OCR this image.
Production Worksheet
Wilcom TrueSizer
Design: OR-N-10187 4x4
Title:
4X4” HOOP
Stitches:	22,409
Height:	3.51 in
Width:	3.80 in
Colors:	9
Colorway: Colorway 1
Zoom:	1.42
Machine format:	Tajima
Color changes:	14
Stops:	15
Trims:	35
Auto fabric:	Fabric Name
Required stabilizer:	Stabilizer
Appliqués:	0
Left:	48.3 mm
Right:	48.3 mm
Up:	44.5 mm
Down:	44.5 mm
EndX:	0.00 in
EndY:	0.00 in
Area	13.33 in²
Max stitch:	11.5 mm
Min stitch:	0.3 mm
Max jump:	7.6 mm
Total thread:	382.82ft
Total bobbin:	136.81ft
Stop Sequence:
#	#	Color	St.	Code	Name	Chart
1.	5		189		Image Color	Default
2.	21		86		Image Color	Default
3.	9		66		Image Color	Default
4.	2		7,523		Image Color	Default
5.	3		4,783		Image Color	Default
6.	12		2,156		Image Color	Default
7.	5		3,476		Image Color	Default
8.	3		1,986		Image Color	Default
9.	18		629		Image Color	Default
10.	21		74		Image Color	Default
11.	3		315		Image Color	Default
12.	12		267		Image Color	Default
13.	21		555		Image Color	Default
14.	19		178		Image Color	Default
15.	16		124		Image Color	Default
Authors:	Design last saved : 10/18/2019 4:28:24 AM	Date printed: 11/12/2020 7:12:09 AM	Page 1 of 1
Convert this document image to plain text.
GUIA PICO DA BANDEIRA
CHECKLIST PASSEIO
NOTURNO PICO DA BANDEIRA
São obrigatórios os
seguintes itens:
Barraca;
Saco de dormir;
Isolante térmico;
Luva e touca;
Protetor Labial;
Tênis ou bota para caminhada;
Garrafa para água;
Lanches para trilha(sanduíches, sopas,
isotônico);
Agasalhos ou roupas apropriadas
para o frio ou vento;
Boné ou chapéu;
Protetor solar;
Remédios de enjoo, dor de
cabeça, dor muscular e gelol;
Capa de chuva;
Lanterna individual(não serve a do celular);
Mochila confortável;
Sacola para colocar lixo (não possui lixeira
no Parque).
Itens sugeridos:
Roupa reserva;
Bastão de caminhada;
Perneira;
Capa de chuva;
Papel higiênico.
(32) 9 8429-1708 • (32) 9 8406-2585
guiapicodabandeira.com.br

---

**CHALLENGE:** Return each line that includes "this".

**WRITTEN SOLUTION:**
OCR this image.
Convert this document image to plain text.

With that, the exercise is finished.